**TESTO FORNITO:**

== == ==

Il Ritorno del Padiglione Russo alla Biennale di Venezia
Ha preso il via oggi, con ingresso su invito, il Padiglione russo alla Biennale d’arte di Venezia, un evento che ha suscitato interesse e dibattito. All’interno di questa struttura, i visitatori sono accolti da performance musicali che richiamano suoni ancestrali accompagnati da una miriade di fiori che arricchiscono l’atmosfera. L’evento, intitolato “The Tree is Rooted in the Sky” (L’albero è radicato nel cielo), presenta un grande albero situato al centro della sala principale, insieme ad installazioni video che offrono un assaggio del paesaggio sonoro della Buriazia, caratterizzato da neve, cavalli e montagne.

== == ==

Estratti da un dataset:

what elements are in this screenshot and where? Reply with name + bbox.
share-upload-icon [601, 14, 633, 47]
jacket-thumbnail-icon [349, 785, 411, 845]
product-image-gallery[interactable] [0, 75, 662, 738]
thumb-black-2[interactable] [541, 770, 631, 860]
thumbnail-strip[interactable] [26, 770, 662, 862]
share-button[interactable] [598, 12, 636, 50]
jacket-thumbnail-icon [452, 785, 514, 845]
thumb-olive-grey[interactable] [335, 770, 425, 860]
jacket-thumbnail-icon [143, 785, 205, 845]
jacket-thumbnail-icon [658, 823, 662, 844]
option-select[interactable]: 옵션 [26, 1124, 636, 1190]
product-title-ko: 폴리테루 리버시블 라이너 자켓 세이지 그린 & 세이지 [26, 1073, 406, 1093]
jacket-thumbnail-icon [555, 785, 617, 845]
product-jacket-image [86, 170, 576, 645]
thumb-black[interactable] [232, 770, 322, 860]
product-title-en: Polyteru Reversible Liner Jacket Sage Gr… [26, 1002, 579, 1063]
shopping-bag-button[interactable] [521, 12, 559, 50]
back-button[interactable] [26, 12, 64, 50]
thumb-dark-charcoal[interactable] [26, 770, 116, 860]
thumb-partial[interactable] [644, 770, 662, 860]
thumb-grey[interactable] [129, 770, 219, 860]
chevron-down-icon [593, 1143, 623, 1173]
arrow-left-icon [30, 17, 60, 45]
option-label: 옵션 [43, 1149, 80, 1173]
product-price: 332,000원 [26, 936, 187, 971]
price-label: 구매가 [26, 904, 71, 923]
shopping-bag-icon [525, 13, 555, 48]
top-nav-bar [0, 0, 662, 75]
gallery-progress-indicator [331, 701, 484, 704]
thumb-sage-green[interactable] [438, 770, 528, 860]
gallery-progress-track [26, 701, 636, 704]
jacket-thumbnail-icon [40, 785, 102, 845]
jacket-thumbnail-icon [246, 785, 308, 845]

== == ==

**CONSEGNA 1:** Nel testo sul Padiglione russo, qual è il titolo dell'evento?
**CONSEGNA 2:** Trascrivi dal testo sul Padiglione russo il tratto che va da "Il Ritorno del" fino a "cavalli e montagne.".
Le righe non hanno alcun ruolo in questo lavoro.

**RISPOSTA 1:** L'evento si intitola “The Tree is Rooted in the Sky” (L’albero è radicato nel cielo).

**RISPOSTA 2:**
Il Ritorno del Padiglione Russo alla Biennale di Venezia
Ha preso il via oggi, con ingresso su invito, il Padiglione russo alla Biennale d’arte di Venezia, un evento che ha suscitato interesse e dibattito. All’interno di questa struttura, i visitatori sono accolti da performance musicali che richiamano suoni ancestrali accompagnati da una miriade di fiori che arricchiscono l’atmosfera. L’evento, intitolato “The Tree is Rooted in the Sky” (L’albero è radicato nel cielo), presenta un grande albero situato al centro della sala principale, insieme ad installazioni video che offrono un assaggio del paesaggio sonoro della Buriazia, caratterizzato da neve, cavalli e montagne.